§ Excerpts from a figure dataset

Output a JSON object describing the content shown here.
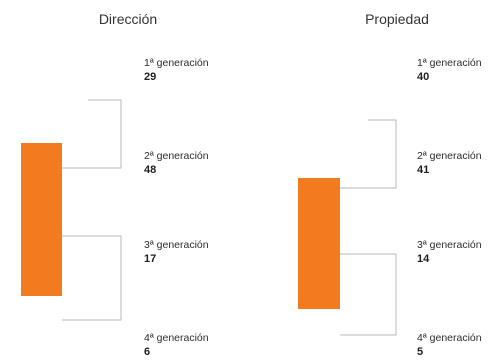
{
  "chart_data": [
    {
      "type": "bar",
      "title": "Dirección",
      "color": "#f47a1f",
      "categories": [
        "1ª generación",
        "2ª generación",
        "3ª generación",
        "4ª generación"
      ],
      "values": [
        29,
        48,
        17,
        6
      ]
    },
    {
      "type": "bar",
      "title": "Propiedad",
      "color": "#f47a1f",
      "categories": [
        "1ª generación",
        "2ª generación",
        "3ª generación",
        "4ª generación"
      ],
      "values": [
        40,
        41,
        14,
        5
      ]
    }
  ]
}
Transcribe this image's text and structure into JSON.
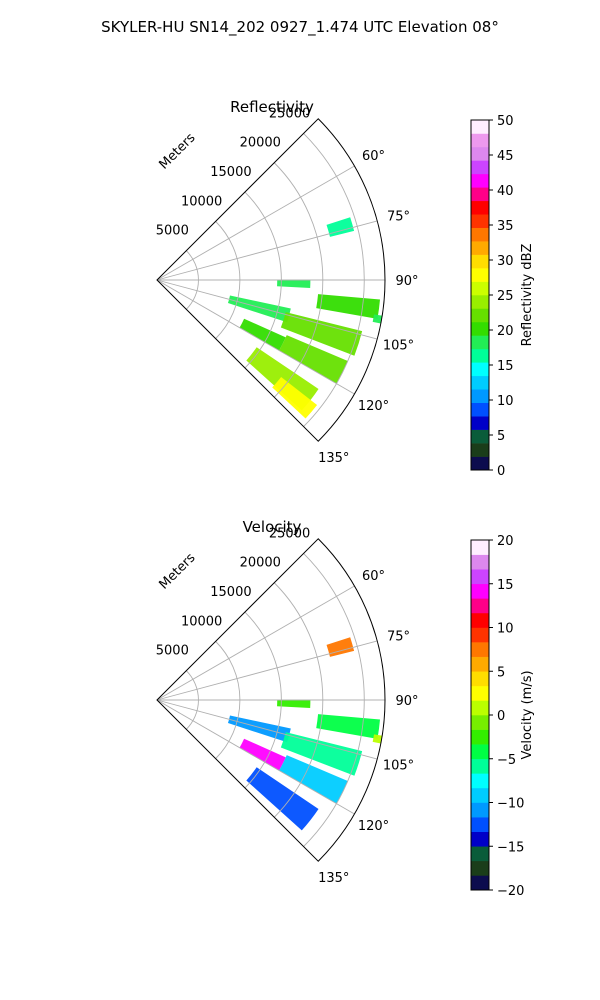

§ Given problem
Every line above should be returned word for word, with the pictures left behind.

§ Problem solution
Output a JSON object describing the content shown here.
{
  "chart_data": [
    {
      "type": "bar",
      "title": "Dirección",
      "color": "#f47a1f",
      "categories": [
        "1ª generación",
        "2ª generación",
        "3ª generación",
        "4ª generación"
      ],
      "values": [
        29,
        48,
        17,
        6
      ]
    },
    {
      "type": "bar",
      "title": "Propiedad",
      "color": "#f47a1f",
      "categories": [
        "1ª generación",
        "2ª generación",
        "3ª generación",
        "4ª generación"
      ],
      "values": [
        40,
        41,
        14,
        5
      ]
    }
  ]
}
Transcribe this image's text and structure into JSON.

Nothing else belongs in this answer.